PROBLEM STATEMENT: Search the data below for the word "costs" and copy each line that holds it.

(Records from a data source)
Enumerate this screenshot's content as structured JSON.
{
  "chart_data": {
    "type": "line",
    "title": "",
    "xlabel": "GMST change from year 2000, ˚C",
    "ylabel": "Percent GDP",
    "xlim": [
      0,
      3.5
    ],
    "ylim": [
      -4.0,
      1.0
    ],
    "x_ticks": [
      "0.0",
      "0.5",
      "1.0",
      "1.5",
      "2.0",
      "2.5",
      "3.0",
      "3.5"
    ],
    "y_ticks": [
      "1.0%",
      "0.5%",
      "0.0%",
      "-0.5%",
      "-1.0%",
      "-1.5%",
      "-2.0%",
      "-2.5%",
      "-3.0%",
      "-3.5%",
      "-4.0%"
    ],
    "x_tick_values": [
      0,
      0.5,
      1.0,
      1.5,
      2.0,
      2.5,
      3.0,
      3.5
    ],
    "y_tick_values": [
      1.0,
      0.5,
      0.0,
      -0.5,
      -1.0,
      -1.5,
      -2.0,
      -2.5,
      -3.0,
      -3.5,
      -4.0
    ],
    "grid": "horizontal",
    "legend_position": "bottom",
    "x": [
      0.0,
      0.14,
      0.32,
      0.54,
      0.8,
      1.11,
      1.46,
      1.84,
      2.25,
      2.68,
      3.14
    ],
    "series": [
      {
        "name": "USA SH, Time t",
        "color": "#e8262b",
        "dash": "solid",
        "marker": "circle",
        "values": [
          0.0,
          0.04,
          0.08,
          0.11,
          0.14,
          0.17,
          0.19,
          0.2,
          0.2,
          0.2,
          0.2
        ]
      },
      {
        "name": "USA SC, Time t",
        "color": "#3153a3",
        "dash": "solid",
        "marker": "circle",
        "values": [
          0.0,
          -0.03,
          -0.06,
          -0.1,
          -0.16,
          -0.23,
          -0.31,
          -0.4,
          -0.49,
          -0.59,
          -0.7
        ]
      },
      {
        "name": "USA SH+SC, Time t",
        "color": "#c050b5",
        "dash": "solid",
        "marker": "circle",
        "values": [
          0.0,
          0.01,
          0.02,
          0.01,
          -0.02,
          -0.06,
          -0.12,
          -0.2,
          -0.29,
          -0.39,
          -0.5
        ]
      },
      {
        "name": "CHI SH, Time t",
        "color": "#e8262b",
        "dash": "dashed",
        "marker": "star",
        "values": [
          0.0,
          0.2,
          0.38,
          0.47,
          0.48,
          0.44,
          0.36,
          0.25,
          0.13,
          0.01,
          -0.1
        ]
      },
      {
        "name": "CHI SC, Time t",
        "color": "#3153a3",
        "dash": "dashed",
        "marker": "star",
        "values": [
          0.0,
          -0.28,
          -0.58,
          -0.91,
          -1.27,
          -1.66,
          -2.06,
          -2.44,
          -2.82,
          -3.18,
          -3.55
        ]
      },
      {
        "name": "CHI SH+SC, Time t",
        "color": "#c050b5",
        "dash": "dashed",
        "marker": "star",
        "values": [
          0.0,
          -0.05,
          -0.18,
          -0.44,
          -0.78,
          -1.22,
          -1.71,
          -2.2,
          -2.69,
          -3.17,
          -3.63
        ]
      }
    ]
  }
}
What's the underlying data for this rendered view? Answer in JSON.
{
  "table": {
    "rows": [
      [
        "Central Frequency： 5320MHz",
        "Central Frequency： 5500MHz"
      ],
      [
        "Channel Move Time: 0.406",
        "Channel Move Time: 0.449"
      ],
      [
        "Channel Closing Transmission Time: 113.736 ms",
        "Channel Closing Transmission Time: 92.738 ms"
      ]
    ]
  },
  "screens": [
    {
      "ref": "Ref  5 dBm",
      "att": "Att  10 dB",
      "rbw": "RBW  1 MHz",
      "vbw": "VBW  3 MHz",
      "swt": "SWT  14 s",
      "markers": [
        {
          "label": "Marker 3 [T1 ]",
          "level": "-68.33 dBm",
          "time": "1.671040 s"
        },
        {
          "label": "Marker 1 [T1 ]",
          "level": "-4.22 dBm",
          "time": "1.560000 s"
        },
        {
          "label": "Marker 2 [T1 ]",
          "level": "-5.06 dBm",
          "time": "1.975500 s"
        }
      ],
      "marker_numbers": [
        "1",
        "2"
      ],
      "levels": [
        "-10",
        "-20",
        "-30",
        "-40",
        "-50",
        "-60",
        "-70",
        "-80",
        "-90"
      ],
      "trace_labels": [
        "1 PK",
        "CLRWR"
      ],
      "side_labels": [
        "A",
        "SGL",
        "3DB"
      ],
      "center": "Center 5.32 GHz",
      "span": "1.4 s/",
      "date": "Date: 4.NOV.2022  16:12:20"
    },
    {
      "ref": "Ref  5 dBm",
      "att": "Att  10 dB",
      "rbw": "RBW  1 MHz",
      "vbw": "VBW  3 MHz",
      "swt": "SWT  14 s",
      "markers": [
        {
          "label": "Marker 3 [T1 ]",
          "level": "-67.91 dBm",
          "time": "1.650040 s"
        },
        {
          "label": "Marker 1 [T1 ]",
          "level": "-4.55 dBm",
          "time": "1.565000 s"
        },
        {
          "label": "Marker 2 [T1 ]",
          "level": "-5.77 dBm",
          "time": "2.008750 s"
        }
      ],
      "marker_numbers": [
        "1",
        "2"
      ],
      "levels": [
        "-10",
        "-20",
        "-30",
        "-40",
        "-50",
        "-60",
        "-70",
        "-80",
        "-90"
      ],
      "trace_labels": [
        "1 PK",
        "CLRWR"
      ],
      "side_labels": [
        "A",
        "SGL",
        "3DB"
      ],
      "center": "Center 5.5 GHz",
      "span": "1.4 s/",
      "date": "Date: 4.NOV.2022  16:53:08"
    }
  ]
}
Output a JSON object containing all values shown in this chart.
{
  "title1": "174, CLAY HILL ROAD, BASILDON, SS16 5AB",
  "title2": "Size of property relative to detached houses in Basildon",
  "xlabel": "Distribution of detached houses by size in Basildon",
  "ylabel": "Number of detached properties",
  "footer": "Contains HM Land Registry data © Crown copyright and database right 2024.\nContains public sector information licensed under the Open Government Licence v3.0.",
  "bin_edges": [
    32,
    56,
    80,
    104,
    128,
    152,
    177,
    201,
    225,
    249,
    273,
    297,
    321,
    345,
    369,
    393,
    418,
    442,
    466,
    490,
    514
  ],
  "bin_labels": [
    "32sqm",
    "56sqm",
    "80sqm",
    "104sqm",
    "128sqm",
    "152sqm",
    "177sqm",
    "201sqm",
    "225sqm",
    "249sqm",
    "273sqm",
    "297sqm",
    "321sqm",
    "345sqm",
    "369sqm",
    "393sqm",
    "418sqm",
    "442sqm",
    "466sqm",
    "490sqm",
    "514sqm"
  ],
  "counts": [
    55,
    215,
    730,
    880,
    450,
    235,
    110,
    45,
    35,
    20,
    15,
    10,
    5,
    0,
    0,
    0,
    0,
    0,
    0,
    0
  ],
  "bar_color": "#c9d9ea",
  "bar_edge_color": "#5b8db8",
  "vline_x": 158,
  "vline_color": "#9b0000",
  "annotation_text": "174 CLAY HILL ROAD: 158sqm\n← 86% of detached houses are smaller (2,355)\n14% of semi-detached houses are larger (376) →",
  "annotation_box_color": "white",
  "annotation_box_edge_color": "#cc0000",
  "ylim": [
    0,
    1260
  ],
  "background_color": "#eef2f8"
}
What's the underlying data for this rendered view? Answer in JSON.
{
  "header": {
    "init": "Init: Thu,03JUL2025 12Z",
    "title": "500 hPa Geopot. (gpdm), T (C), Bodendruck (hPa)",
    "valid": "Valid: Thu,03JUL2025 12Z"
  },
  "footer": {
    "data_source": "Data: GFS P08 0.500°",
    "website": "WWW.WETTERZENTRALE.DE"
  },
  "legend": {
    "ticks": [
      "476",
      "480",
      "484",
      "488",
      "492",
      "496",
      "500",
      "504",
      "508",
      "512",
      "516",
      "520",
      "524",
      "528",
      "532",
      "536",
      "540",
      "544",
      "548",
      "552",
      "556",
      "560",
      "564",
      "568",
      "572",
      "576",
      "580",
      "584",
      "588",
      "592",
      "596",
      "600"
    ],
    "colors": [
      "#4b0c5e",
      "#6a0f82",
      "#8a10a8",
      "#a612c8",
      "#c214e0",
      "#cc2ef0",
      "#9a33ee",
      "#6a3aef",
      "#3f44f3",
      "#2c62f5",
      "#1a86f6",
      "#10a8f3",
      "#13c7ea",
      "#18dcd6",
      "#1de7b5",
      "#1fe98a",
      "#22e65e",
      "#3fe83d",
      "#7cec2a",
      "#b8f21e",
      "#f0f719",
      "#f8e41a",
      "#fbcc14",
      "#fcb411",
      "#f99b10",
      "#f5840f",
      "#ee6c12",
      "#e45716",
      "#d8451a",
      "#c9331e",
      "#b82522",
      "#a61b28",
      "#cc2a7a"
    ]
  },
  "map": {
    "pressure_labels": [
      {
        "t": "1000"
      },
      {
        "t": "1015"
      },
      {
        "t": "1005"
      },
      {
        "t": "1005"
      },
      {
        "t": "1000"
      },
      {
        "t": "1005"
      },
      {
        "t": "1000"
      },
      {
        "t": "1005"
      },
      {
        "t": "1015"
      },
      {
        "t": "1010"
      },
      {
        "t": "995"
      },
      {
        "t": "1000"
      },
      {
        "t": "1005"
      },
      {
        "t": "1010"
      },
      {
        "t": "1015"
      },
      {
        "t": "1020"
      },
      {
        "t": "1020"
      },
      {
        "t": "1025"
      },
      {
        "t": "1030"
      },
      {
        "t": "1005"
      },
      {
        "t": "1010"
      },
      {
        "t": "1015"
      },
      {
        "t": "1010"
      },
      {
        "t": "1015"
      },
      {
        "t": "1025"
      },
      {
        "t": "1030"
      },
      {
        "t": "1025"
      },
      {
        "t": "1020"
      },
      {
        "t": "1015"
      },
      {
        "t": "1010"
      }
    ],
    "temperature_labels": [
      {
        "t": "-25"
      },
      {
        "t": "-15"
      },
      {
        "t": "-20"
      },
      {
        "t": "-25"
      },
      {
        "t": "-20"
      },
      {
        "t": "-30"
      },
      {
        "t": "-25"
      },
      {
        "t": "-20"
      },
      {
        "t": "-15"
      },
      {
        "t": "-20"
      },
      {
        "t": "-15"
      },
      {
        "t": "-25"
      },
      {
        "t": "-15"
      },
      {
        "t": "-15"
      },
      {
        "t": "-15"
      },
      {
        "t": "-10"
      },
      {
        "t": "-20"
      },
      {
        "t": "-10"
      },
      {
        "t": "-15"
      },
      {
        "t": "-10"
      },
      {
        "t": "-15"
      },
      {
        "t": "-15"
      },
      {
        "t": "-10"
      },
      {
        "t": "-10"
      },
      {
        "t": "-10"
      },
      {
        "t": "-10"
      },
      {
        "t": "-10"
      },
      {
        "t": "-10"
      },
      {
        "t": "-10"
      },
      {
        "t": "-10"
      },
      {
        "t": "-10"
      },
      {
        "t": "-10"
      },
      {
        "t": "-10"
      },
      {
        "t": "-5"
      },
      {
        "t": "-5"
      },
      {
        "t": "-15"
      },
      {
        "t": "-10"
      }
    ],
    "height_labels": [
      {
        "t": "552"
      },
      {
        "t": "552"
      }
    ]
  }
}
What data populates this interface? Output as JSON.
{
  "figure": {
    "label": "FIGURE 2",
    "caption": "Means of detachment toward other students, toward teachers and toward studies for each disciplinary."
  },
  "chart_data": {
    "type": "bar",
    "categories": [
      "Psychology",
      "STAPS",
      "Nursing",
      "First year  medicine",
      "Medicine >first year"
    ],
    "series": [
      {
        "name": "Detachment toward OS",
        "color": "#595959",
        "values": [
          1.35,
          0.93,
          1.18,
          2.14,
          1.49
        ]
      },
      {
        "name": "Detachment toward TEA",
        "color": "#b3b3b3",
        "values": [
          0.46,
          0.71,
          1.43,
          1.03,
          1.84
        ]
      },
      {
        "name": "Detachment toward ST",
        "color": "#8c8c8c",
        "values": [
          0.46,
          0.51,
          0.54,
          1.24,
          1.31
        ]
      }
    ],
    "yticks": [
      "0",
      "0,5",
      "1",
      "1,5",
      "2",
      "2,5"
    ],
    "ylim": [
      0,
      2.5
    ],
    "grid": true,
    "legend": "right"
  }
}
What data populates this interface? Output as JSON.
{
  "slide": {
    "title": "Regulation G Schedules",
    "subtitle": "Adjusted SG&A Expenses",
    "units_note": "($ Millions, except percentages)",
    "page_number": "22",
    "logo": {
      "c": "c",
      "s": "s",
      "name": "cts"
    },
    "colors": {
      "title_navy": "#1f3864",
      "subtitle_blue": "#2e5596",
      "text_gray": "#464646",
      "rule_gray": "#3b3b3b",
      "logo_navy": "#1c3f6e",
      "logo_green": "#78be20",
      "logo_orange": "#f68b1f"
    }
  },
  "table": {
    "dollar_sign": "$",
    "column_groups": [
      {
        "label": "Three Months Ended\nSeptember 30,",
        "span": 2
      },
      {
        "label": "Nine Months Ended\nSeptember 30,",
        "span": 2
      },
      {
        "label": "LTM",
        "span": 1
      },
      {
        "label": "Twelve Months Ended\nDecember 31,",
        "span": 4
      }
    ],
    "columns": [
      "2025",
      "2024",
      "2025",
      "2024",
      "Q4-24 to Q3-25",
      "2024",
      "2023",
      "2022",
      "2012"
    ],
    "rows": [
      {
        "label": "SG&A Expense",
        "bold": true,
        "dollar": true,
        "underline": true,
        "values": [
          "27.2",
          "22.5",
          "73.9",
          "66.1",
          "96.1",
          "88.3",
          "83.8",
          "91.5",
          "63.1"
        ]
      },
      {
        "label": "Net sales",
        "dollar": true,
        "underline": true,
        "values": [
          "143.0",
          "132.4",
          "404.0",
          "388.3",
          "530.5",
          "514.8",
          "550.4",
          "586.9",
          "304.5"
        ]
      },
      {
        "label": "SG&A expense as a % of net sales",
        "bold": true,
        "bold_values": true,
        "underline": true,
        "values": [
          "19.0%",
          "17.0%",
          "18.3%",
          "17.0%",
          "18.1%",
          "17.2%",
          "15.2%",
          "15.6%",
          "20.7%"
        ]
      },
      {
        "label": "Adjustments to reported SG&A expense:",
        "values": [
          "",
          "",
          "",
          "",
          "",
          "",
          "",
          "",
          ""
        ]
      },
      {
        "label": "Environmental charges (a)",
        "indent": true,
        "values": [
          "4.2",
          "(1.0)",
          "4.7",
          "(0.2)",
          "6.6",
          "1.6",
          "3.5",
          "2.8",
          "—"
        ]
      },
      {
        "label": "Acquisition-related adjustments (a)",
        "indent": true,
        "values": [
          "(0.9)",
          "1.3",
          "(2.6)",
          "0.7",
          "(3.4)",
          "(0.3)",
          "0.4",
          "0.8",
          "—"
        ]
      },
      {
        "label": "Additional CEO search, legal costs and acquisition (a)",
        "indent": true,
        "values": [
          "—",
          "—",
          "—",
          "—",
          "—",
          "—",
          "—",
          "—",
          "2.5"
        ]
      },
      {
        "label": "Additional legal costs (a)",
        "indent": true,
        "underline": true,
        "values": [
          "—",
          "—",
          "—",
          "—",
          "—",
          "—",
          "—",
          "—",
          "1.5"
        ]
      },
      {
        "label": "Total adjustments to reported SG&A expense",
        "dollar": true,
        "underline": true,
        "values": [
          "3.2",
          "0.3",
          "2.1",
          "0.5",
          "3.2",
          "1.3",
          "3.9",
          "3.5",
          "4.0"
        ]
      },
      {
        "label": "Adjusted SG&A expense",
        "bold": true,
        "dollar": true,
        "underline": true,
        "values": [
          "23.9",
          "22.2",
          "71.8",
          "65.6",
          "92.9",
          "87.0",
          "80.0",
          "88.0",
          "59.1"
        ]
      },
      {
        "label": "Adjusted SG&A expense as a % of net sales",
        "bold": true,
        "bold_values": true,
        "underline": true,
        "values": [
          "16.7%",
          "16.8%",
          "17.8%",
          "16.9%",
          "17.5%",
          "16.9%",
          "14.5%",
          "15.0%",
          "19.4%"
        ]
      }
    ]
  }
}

EXERCISE RESULT:
        "label": "Additional CEO search, legal costs and acquisition (a)",
        "label": "Additional legal costs (a)",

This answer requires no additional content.